— GIVEN DATA —
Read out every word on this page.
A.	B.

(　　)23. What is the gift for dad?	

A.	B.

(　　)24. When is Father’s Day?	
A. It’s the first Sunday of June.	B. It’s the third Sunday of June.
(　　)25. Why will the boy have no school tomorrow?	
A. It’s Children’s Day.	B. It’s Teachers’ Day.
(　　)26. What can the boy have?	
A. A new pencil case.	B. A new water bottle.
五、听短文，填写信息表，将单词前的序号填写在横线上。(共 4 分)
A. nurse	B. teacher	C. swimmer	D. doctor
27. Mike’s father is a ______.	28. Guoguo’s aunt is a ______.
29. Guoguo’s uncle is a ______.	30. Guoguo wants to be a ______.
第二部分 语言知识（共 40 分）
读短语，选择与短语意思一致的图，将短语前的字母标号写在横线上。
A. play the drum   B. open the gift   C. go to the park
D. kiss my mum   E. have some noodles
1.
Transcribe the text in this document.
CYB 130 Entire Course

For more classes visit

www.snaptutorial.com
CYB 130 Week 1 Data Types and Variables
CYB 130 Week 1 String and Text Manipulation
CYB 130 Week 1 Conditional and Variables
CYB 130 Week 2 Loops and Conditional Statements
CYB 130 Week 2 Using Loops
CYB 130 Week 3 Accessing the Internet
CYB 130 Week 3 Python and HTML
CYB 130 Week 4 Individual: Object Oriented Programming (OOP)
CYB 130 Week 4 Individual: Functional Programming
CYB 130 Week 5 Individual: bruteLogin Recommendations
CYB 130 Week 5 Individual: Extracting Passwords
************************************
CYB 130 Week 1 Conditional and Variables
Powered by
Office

— GIVEN EXERCISE —
Go through the records line by line and count those containing the string "gift". Give only the total.

— TASK OUTPUT —
2